_EXERCISE BRIEF_
Copy every record below, exactly as written.
......
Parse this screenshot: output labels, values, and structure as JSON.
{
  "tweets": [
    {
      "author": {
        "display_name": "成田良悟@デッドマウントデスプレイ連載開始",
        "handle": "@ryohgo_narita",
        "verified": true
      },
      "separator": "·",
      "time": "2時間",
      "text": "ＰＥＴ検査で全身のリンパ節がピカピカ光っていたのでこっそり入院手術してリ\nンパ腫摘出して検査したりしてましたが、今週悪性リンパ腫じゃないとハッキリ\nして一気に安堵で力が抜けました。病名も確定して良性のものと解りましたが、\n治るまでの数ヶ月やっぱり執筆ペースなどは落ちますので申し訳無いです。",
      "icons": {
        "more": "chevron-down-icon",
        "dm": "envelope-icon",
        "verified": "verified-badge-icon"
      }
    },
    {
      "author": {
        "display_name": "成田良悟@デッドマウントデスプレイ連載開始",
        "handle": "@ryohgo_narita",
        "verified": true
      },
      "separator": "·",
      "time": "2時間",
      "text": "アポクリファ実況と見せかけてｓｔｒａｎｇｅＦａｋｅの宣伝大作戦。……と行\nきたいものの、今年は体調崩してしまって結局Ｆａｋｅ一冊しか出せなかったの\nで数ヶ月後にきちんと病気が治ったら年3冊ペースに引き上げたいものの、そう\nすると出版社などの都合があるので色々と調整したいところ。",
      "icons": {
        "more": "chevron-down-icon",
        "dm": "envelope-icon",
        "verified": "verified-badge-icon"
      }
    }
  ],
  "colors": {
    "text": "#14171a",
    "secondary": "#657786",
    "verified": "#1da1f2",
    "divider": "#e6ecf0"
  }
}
......
_CORRECT OUTPUT_
Parse this screenshot: output labels, values, and structure as JSON.
{
  "tweets": [
    {
      "author": {
        "display_name": "成田良悟@デッドマウントデスプレイ連載開始",
        "handle": "@ryohgo_narita",
        "verified": true
      },
      "separator": "·",
      "time": "2時間",
      "text": "ＰＥＴ検査で全身のリンパ節がピカピカ光っていたのでこっそり入院手術してリ\nンパ腫摘出して検査したりしてましたが、今週悪性リンパ腫じゃないとハッキリ\nして一気に安堵で力が抜けました。病名も確定して良性のものと解りましたが、\n治るまでの数ヶ月やっぱり執筆ペースなどは落ちますので申し訳無いです。",
      "icons": {
        "more": "chevron-down-icon",
        "dm": "envelope-icon",
        "verified": "verified-badge-icon"
      }
    },
    {
      "author": {
        "display_name": "成田良悟@デッドマウントデスプレイ連載開始",
        "handle": "@ryohgo_narita",
        "verified": true
      },
      "separator": "·",
      "time": "2時間",
      "text": "アポクリファ実況と見せかけてｓｔｒａｎｇｅＦａｋｅの宣伝大作戦。……と行\nきたいものの、今年は体調崩してしまって結局Ｆａｋｅ一冊しか出せなかったの\nで数ヶ月後にきちんと病気が治ったら年3冊ペースに引き上げたいものの、そう\nすると出版社などの都合があるので色々と調整したいところ。",
      "icons": {
        "more": "chevron-down-icon",
        "dm": "envelope-icon",
        "verified": "verified-badge-icon"
      }
    }
  ],
  "colors": {
    "text": "#14171a",
    "secondary": "#657786",
    "verified": "#1da1f2",
    "divider": "#e6ecf0"
  }
}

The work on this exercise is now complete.